GIVEN PROBLEM:
The listing below must be repeated word for word, with its images excluded.
====
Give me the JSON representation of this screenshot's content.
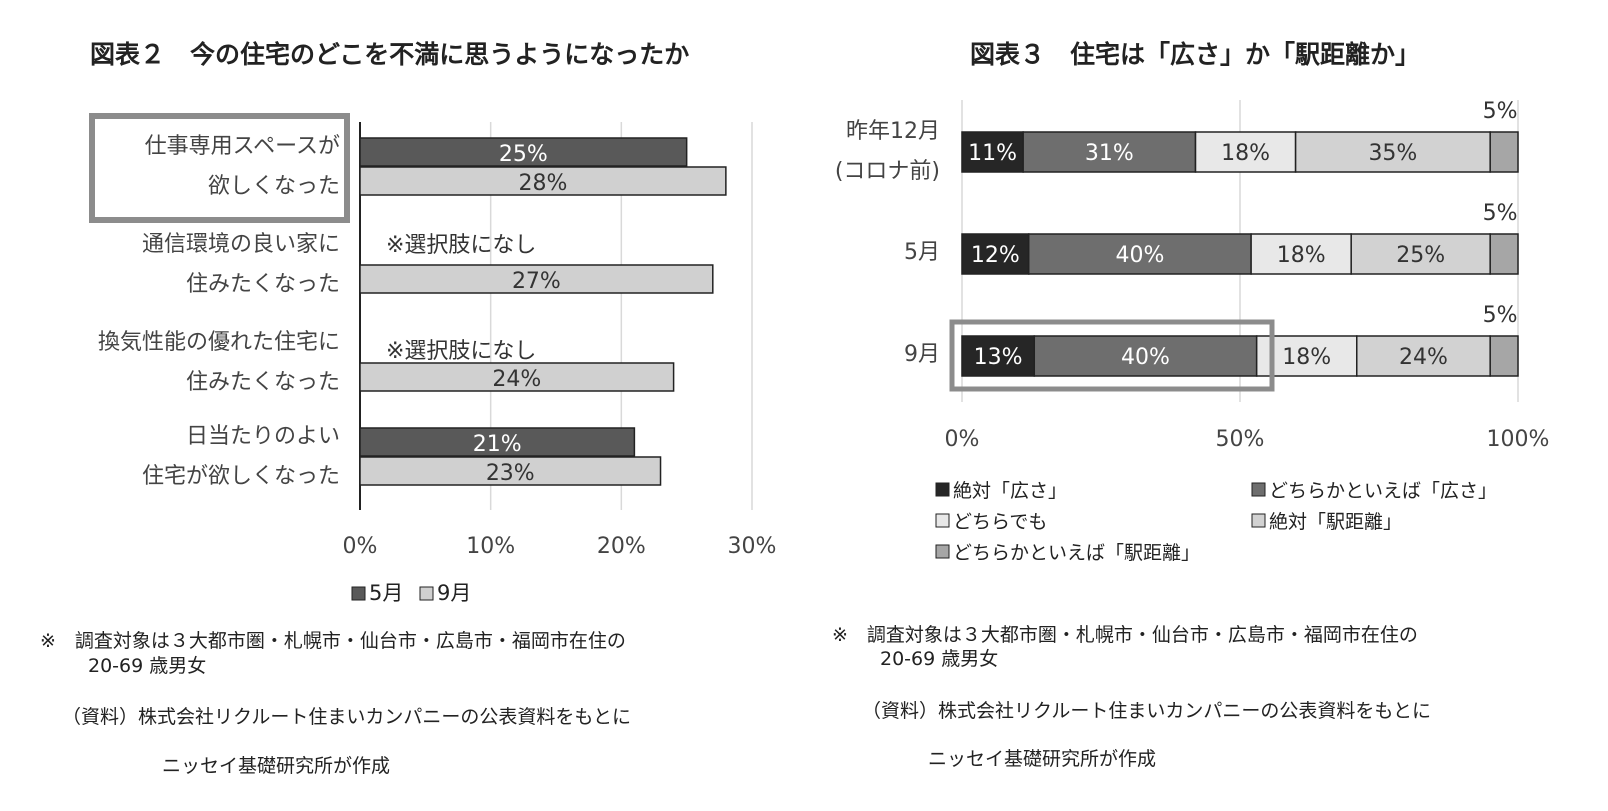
{
  "chart_data": [
    {
      "type": "bar",
      "orientation": "horizontal",
      "title": "図表２　今の住宅のどこを不満に思うようになったか",
      "categories": [
        [
          "仕事専用スペースが",
          "欲しくなった"
        ],
        [
          "通信環境の良い家に",
          "住みたくなった"
        ],
        [
          "換気性能の優れた住宅に",
          "住みたくなった"
        ],
        [
          "日当たりのよい",
          "住宅が欲しくなった"
        ]
      ],
      "series": [
        {
          "name": "5月",
          "values": [
            25,
            null,
            null,
            21
          ],
          "color": "#595959"
        },
        {
          "name": "9月",
          "values": [
            28,
            27,
            24,
            23
          ],
          "color": "#d0d0d0"
        }
      ],
      "data_labels": [
        [
          "25%",
          "",
          "",
          "21%"
        ],
        [
          "28%",
          "27%",
          "24%",
          "23%"
        ]
      ],
      "annotations": [
        "※選択肢になし",
        "※選択肢になし"
      ],
      "xticks": [
        "0%",
        "10%",
        "20%",
        "30%"
      ],
      "xlim": [
        0,
        30
      ],
      "legend_position": "bottom",
      "highlight_category": 0,
      "grid": true
    },
    {
      "type": "bar",
      "orientation": "horizontal",
      "stacked": true,
      "title": "図表３　住宅は「広さ」か「駅距離か」",
      "categories": [
        [
          "昨年12月",
          "(コロナ前)"
        ],
        [
          "5月"
        ],
        [
          "9月"
        ]
      ],
      "series": [
        {
          "name": "絶対「広さ」",
          "values": [
            11,
            12,
            13
          ],
          "color": "#262626"
        },
        {
          "name": "どちらかといえば「広さ」",
          "values": [
            31,
            40,
            40
          ],
          "color": "#6e6e6e"
        },
        {
          "name": "どちらでも",
          "values": [
            18,
            18,
            18
          ],
          "color": "#e8e8e8"
        },
        {
          "name": "絶対「駅距離」",
          "values": [
            35,
            25,
            24
          ],
          "color": "#d2d2d2"
        },
        {
          "name": "どちらかといえば「駅距離」",
          "values": [
            5,
            5,
            5
          ],
          "color": "#a6a6a6"
        }
      ],
      "data_labels": [
        [
          "11%",
          "12%",
          "13%"
        ],
        [
          "31%",
          "40%",
          "40%"
        ],
        [
          "18%",
          "18%",
          "18%"
        ],
        [
          "35%",
          "25%",
          "24%"
        ],
        [
          "5%",
          "5%",
          "5%"
        ]
      ],
      "xticks": [
        "0%",
        "50%",
        "100%"
      ],
      "xlim": [
        0,
        100
      ],
      "legend_position": "bottom",
      "highlight_category": 2,
      "grid": true
    }
  ],
  "left_notes": {
    "note1_line1": "※　調査対象は３大都市圏・札幌市・仙台市・広島市・福岡市在住の",
    "note1_line2": "20-69 歳男女",
    "source_line1": "（資料）株式会社リクルート住まいカンパニーの公表資料をもとに",
    "source_line2": "ニッセイ基礎研究所が作成"
  },
  "right_notes": {
    "note1_line1": "※　調査対象は３大都市圏・札幌市・仙台市・広島市・福岡市在住の",
    "note1_line2": "20-69 歳男女",
    "source_line1": "（資料）株式会社リクルート住まいカンパニーの公表資料をもとに",
    "source_line2": "ニッセイ基礎研究所が作成"
  }
}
====
EXERCISE OUTPUT:
Give me the JSON representation of this screenshot's content.
{
  "chart_data": [
    {
      "type": "bar",
      "orientation": "horizontal",
      "title": "図表２　今の住宅のどこを不満に思うようになったか",
      "categories": [
        [
          "仕事専用スペースが",
          "欲しくなった"
        ],
        [
          "通信環境の良い家に",
          "住みたくなった"
        ],
        [
          "換気性能の優れた住宅に",
          "住みたくなった"
        ],
        [
          "日当たりのよい",
          "住宅が欲しくなった"
        ]
      ],
      "series": [
        {
          "name": "5月",
          "values": [
            25,
            null,
            null,
            21
          ],
          "color": "#595959"
        },
        {
          "name": "9月",
          "values": [
            28,
            27,
            24,
            23
          ],
          "color": "#d0d0d0"
        }
      ],
      "data_labels": [
        [
          "25%",
          "",
          "",
          "21%"
        ],
        [
          "28%",
          "27%",
          "24%",
          "23%"
        ]
      ],
      "annotations": [
        "※選択肢になし",
        "※選択肢になし"
      ],
      "xticks": [
        "0%",
        "10%",
        "20%",
        "30%"
      ],
      "xlim": [
        0,
        30
      ],
      "legend_position": "bottom",
      "highlight_category": 0,
      "grid": true
    },
    {
      "type": "bar",
      "orientation": "horizontal",
      "stacked": true,
      "title": "図表３　住宅は「広さ」か「駅距離か」",
      "categories": [
        [
          "昨年12月",
          "(コロナ前)"
        ],
        [
          "5月"
        ],
        [
          "9月"
        ]
      ],
      "series": [
        {
          "name": "絶対「広さ」",
          "values": [
            11,
            12,
            13
          ],
          "color": "#262626"
        },
        {
          "name": "どちらかといえば「広さ」",
          "values": [
            31,
            40,
            40
          ],
          "color": "#6e6e6e"
        },
        {
          "name": "どちらでも",
          "values": [
            18,
            18,
            18
          ],
          "color": "#e8e8e8"
        },
        {
          "name": "絶対「駅距離」",
          "values": [
            35,
            25,
            24
          ],
          "color": "#d2d2d2"
        },
        {
          "name": "どちらかといえば「駅距離」",
          "values": [
            5,
            5,
            5
          ],
          "color": "#a6a6a6"
        }
      ],
      "data_labels": [
        [
          "11%",
          "12%",
          "13%"
        ],
        [
          "31%",
          "40%",
          "40%"
        ],
        [
          "18%",
          "18%",
          "18%"
        ],
        [
          "35%",
          "25%",
          "24%"
        ],
        [
          "5%",
          "5%",
          "5%"
        ]
      ],
      "xticks": [
        "0%",
        "50%",
        "100%"
      ],
      "xlim": [
        0,
        100
      ],
      "legend_position": "bottom",
      "highlight_category": 2,
      "grid": true
    }
  ],
  "left_notes": {
    "note1_line1": "※　調査対象は３大都市圏・札幌市・仙台市・広島市・福岡市在住の",
    "note1_line2": "20-69 歳男女",
    "source_line1": "（資料）株式会社リクルート住まいカンパニーの公表資料をもとに",
    "source_line2": "ニッセイ基礎研究所が作成"
  },
  "right_notes": {
    "note1_line1": "※　調査対象は３大都市圏・札幌市・仙台市・広島市・福岡市在住の",
    "note1_line2": "20-69 歳男女",
    "source_line1": "（資料）株式会社リクルート住まいカンパニーの公表資料をもとに",
    "source_line2": "ニッセイ基礎研究所が作成"
  }
}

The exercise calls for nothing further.